### [EXERCISE GOAL]
Without including any pictures, write out all the entries exactly.

-*-

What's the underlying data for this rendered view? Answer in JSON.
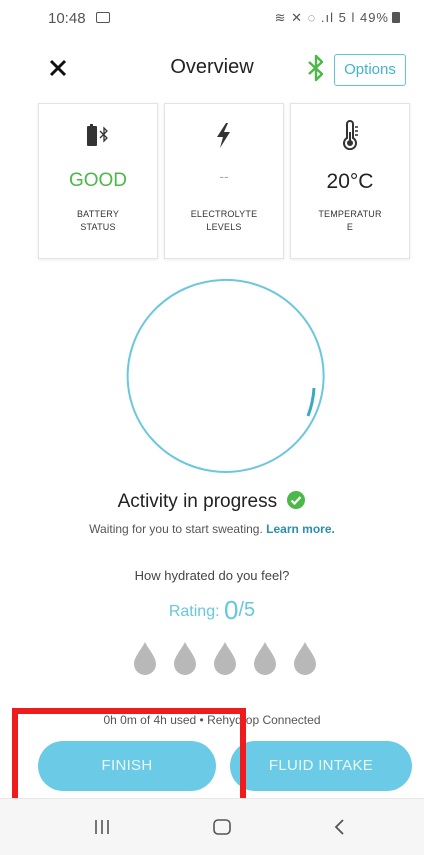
{
  "status_bar": {
    "time": "10:48",
    "icons": "≋ ✕ ◌ .ıl 5 l 49%"
  },
  "header": {
    "title": "Overview",
    "options_label": "Options"
  },
  "cards": [
    {
      "value": "GOOD",
      "label_line1": "BATTERY",
      "label_line2": "STATUS"
    },
    {
      "value": "--",
      "label_line1": "ELECTROLYTE",
      "label_line2": "LEVELS"
    },
    {
      "value": "20°C",
      "label_line1": "TEMPERATUR",
      "label_line2": "E"
    }
  ],
  "activity": {
    "status_text": "Activity in progress",
    "waiting_text": "Waiting for you to start sweating.",
    "learn_more": "Learn more."
  },
  "hydration": {
    "question": "How hydrated do you feel?",
    "rating_label": "Rating:",
    "rating_value": "0",
    "rating_max": "/5"
  },
  "usage_text": "0h 0m of 4h used • Rehydrop Connected",
  "buttons": {
    "finish": "FINISH",
    "fluid_intake": "FLUID INTAKE"
  },
  "colors": {
    "accent": "#6bcbe6",
    "good": "#4cb848",
    "highlight": "#ee1c1c"
  }
}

-*-

### [REPLY TO THE EXERCISE]
What's the underlying data for this rendered view? Answer in JSON.
{
  "status_bar": {
    "time": "10:48",
    "icons": "≋ ✕ ◌ .ıl 5 l 49%"
  },
  "header": {
    "title": "Overview",
    "options_label": "Options"
  },
  "cards": [
    {
      "value": "GOOD",
      "label_line1": "BATTERY",
      "label_line2": "STATUS"
    },
    {
      "value": "--",
      "label_line1": "ELECTROLYTE",
      "label_line2": "LEVELS"
    },
    {
      "value": "20°C",
      "label_line1": "TEMPERATUR",
      "label_line2": "E"
    }
  ],
  "activity": {
    "status_text": "Activity in progress",
    "waiting_text": "Waiting for you to start sweating.",
    "learn_more": "Learn more."
  },
  "hydration": {
    "question": "How hydrated do you feel?",
    "rating_label": "Rating:",
    "rating_value": "0",
    "rating_max": "/5"
  },
  "usage_text": "0h 0m of 4h used • Rehydrop Connected",
  "buttons": {
    "finish": "FINISH",
    "fluid_intake": "FLUID INTAKE"
  },
  "colors": {
    "accent": "#6bcbe6",
    "good": "#4cb848",
    "highlight": "#ee1c1c"
  }
}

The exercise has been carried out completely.